Aim: Would you transcribe the listing that follows, character for character, and omit its images?

Data excerpts
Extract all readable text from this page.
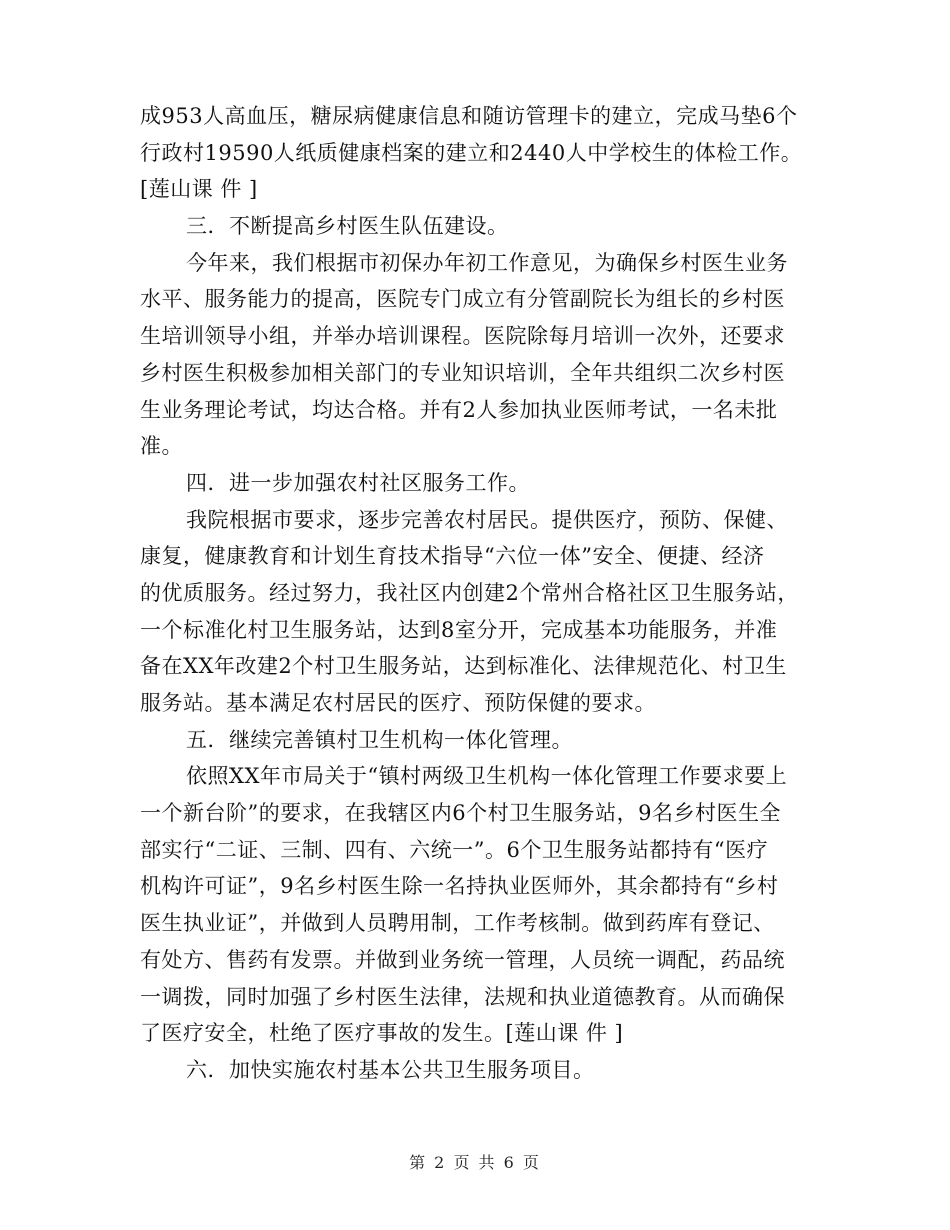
成953人高血压，糖尿病健康信息和随访管理卡的建立，完成马垫6个
行政村19590人纸质健康档案的建立和2440人中学校生的体检工作。
[莲山课 件 ]
三．不断提高乡村医生队伍建设。
今年来，我们根据市初保办年初工作意见，为确保乡村医生业务
水平、服务能力的提高，医院专门成立有分管副院长为组长的乡村医
生培训领导小组，并举办培训课程。医院除每月培训一次外，还要求
乡村医生积极参加相关部门的专业知识培训，全年共组织二次乡村医
生业务理论考试，均达合格。并有2人参加执业医师考试，一名未批
准。
四．进一步加强农村社区服务工作。
我院根据市要求，逐步完善农村居民。提供医疗，预防、保健、
康复，健康教育和计划生育技术指导“六位一体”安全、便捷、经济
的优质服务。经过努力，我社区内创建2个常州合格社区卫生服务站，
一个标准化村卫生服务站，达到8室分开，完成基本功能服务，并准
备在XX年改建2个村卫生服务站，达到标准化、法律规范化、村卫生
服务站。基本满足农村居民的医疗、预防保健的要求。
五．继续完善镇村卫生机构一体化管理。
依照XX年市局关于“镇村两级卫生机构一体化管理工作要求要上
一个新台阶”的要求，在我辖区内6个村卫生服务站，9名乡村医生全
部实行“二证、三制、四有、六统一”。6个卫生服务站都持有“医疗
机构许可证”，9名乡村医生除一名持执业医师外，其余都持有“乡村
医生执业证”，并做到人员聘用制，工作考核制。做到药库有登记、
有处方、售药有发票。并做到业务统一管理，人员统一调配，药品统
一调拨，同时加强了乡村医生法律，法规和执业道德教育。从而确保
了医疗安全，杜绝了医疗事故的发生。[莲山课 件 ]
六．加快实施农村基本公共卫生服务项目。
第 2 页 共 6 页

Answer to this problem:
Extract all readable text from this page.
成953人高血压，糖尿病健康信息和随访管理卡的建立，完成马垫6个
行政村19590人纸质健康档案的建立和2440人中学校生的体检工作。
[莲山课 件 ]
三．不断提高乡村医生队伍建设。
今年来，我们根据市初保办年初工作意见，为确保乡村医生业务
水平、服务能力的提高，医院专门成立有分管副院长为组长的乡村医
生培训领导小组，并举办培训课程。医院除每月培训一次外，还要求
乡村医生积极参加相关部门的专业知识培训，全年共组织二次乡村医
生业务理论考试，均达合格。并有2人参加执业医师考试，一名未批
准。
四．进一步加强农村社区服务工作。
我院根据市要求，逐步完善农村居民。提供医疗，预防、保健、
康复，健康教育和计划生育技术指导“六位一体”安全、便捷、经济
的优质服务。经过努力，我社区内创建2个常州合格社区卫生服务站，
一个标准化村卫生服务站，达到8室分开，完成基本功能服务，并准
备在XX年改建2个村卫生服务站，达到标准化、法律规范化、村卫生
服务站。基本满足农村居民的医疗、预防保健的要求。
五．继续完善镇村卫生机构一体化管理。
依照XX年市局关于“镇村两级卫生机构一体化管理工作要求要上
一个新台阶”的要求，在我辖区内6个村卫生服务站，9名乡村医生全
部实行“二证、三制、四有、六统一”。6个卫生服务站都持有“医疗
机构许可证”，9名乡村医生除一名持执业医师外，其余都持有“乡村
医生执业证”，并做到人员聘用制，工作考核制。做到药库有登记、
有处方、售药有发票。并做到业务统一管理，人员统一调配，药品统
一调拨，同时加强了乡村医生法律，法规和执业道德教育。从而确保
了医疗安全，杜绝了医疗事故的发生。[莲山课 件 ]
六．加快实施农村基本公共卫生服务项目。
第 2 页 共 6 页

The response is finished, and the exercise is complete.